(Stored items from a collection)
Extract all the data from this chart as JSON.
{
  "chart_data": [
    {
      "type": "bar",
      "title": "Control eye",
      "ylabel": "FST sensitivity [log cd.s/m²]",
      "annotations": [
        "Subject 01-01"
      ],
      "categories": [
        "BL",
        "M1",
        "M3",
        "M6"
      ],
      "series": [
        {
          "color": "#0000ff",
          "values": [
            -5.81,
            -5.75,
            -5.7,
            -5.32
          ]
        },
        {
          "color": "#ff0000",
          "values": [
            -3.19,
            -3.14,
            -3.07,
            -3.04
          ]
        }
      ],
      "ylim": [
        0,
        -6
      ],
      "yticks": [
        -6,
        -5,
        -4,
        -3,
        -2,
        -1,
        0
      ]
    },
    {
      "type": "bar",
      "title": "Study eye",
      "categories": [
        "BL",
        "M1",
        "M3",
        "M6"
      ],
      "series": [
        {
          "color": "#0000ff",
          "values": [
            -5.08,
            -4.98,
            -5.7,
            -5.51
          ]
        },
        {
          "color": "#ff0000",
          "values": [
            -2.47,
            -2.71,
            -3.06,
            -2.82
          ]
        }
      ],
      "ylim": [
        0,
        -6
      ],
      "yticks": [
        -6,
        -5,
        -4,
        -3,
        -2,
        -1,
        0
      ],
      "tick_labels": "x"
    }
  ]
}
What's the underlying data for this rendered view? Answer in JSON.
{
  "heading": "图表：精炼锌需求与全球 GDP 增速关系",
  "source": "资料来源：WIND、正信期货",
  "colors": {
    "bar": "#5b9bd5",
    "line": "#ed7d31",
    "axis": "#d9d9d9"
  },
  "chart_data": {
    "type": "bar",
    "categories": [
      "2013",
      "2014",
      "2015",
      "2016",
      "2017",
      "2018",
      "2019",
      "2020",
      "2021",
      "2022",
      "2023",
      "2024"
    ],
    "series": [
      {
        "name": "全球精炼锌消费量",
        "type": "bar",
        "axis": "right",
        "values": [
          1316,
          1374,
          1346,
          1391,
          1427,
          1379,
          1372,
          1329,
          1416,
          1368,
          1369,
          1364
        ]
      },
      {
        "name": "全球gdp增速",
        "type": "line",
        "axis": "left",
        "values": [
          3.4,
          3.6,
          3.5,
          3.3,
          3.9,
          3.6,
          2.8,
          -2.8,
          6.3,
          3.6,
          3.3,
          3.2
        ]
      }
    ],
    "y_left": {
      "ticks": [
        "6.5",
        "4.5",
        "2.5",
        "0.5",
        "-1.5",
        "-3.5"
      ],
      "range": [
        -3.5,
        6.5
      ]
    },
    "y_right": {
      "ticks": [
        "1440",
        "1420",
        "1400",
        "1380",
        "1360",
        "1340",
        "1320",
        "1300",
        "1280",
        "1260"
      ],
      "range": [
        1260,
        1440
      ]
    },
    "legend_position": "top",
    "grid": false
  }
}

--

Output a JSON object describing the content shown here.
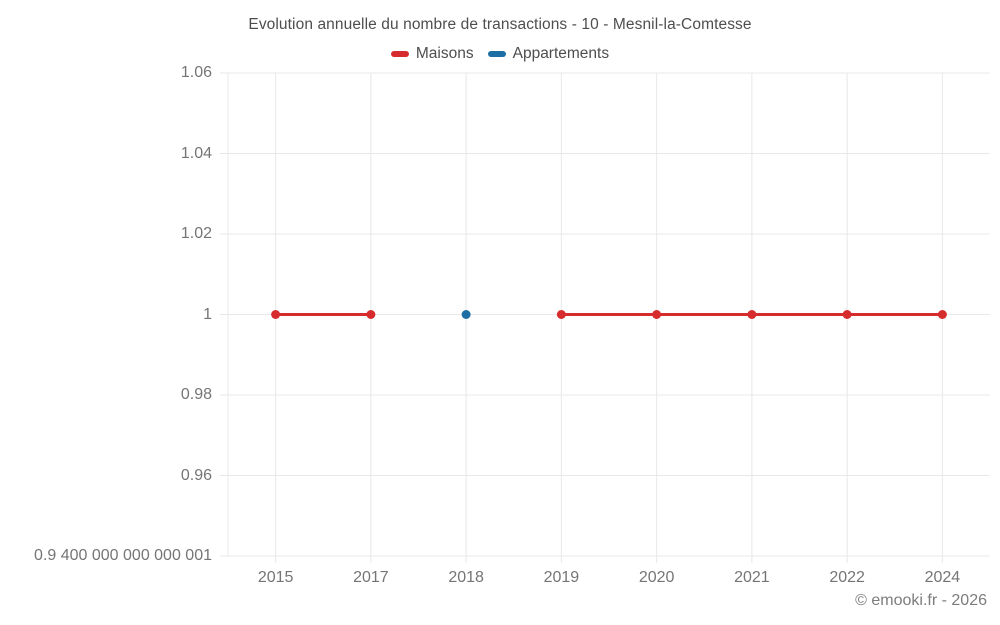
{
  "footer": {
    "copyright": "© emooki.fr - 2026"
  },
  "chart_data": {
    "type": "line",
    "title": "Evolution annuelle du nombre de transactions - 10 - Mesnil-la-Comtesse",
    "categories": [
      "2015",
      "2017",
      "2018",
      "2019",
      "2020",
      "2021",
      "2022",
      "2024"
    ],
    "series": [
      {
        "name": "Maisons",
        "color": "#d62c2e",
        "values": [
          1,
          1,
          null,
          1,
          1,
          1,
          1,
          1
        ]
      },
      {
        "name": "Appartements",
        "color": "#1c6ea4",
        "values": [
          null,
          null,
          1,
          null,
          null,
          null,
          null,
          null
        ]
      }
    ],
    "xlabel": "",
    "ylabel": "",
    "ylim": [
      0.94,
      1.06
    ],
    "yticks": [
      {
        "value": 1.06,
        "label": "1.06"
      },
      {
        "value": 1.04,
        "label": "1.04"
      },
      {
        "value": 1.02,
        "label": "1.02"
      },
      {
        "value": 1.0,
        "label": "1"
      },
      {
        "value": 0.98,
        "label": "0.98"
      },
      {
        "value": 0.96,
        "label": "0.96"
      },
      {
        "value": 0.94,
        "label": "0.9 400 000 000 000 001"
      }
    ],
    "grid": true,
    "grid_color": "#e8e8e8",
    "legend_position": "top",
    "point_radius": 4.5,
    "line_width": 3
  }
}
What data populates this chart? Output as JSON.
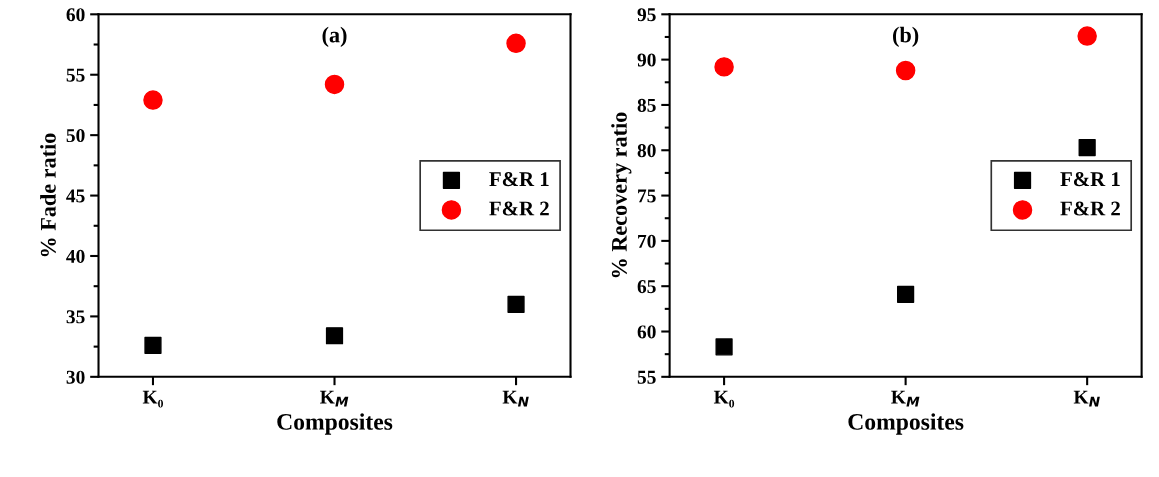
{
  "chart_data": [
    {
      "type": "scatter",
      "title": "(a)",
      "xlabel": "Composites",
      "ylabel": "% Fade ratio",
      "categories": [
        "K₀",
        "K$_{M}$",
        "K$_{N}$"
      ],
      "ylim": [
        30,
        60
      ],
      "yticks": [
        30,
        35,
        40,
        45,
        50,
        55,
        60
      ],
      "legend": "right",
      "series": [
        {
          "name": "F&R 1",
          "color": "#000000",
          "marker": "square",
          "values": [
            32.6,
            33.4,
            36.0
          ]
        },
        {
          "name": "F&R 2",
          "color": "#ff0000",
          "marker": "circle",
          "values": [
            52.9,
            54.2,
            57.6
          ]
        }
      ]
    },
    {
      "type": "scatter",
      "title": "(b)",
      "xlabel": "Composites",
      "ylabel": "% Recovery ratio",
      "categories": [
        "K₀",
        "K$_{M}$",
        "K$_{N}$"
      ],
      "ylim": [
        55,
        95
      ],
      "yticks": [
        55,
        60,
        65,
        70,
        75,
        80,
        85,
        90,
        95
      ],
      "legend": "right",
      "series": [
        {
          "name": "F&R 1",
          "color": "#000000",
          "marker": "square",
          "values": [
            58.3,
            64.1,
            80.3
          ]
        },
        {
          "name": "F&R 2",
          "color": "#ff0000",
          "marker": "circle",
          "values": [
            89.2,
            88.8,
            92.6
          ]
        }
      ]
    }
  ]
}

*Given request*
Find the lines above holding the word "name" and show them.

*Task result*
        "name": "全球精炼锌消费量",
        "name": "全球gdp增速",
        "name": "Maisons",
        "name": "Appartements",
          "name": "F&R 1",
          "name": "F&R 2",
          "name": "F&R 1",
          "name": "F&R 2",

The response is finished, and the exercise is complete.